> _Exercise prompt_: Please format the part of the records that opens with the line containing "chart-title: Multi-Step STLF" and closes with the line containing "x-axis: Jan 2015", both of those lines included, as a JSON list of strings with one string per line and blank lines left out.

> _Entries_:
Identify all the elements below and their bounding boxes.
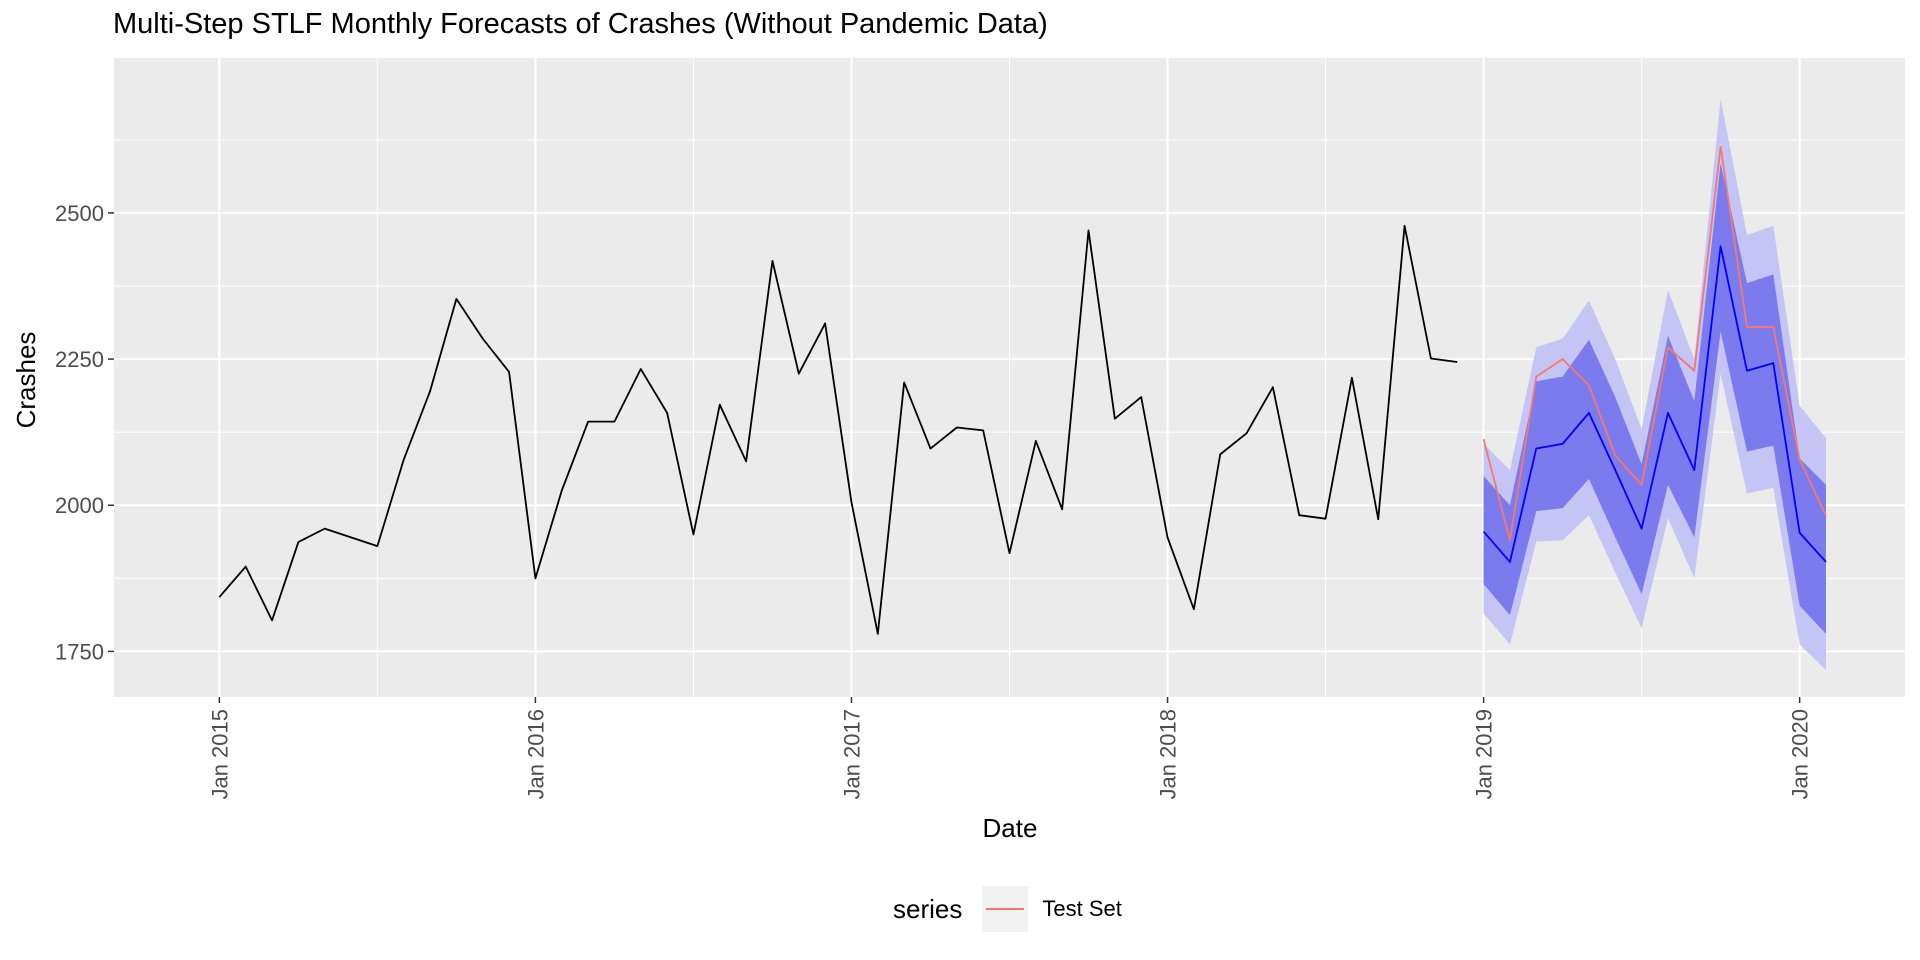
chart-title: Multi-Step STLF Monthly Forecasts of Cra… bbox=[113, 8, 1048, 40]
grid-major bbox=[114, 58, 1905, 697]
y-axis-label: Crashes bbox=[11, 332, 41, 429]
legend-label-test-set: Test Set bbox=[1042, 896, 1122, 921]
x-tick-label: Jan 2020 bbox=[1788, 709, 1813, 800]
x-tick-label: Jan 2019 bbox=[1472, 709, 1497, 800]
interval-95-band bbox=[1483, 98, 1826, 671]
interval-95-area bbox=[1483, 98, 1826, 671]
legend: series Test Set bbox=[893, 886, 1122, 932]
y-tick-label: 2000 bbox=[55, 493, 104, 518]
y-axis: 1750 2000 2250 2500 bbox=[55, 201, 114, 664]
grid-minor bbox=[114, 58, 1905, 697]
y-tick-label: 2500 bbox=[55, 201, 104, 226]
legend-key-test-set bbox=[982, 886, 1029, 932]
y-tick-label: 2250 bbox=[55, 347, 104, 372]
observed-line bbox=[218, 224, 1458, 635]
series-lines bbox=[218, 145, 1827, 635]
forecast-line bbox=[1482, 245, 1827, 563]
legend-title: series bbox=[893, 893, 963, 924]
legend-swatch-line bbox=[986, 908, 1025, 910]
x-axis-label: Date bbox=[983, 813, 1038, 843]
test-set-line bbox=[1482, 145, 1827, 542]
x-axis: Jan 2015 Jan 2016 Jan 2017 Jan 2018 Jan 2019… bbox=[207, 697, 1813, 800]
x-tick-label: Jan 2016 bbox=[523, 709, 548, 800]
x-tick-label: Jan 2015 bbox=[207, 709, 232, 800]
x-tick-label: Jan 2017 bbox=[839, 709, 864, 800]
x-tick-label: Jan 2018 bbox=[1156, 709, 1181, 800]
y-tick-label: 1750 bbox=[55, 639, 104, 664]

> _Answer below_:
[
  "chart-title: Multi-Step STLF Monthly Forecasts of Cra… bbox=[113, 8, 1048, 40]",
  "grid-major bbox=[114, 58, 1905, 697]",
  "y-axis-label: Crashes bbox=[11, 332, 41, 429]",
  "legend-label-test-set: Test Set bbox=[1042, 896, 1122, 921]",
  "x-tick-label: Jan 2020 bbox=[1788, 709, 1813, 800]",
  "x-tick-label: Jan 2019 bbox=[1472, 709, 1497, 800]",
  "interval-95-band bbox=[1483, 98, 1826, 671]",
  "interval-95-area bbox=[1483, 98, 1826, 671]",
  "legend: series Test Set bbox=[893, 886, 1122, 932]",
  "y-tick-label: 2000 bbox=[55, 493, 104, 518]",
  "y-axis: 1750 2000 2250 2500 bbox=[55, 201, 114, 664]",
  "grid-minor bbox=[114, 58, 1905, 697]",
  "y-tick-label: 2500 bbox=[55, 201, 104, 226]",
  "legend-key-test-set bbox=[982, 886, 1029, 932]",
  "y-tick-label: 2250 bbox=[55, 347, 104, 372]",
  "observed-line bbox=[218, 224, 1458, 635]",
  "series-lines bbox=[218, 145, 1827, 635]",
  "forecast-line bbox=[1482, 245, 1827, 563]",
  "legend-title: series bbox=[893, 893, 963, 924]",
  "legend-swatch-line bbox=[986, 908, 1025, 910]",
  "x-axis-label: Date bbox=[983, 813, 1038, 843]",
  "test-set-line bbox=[1482, 145, 1827, 542]",
  "x-axis: Jan 2015 Jan 2016 Jan 2017 Jan 2018 Jan 2019… bbox=[207, 697, 1813, 800]"
]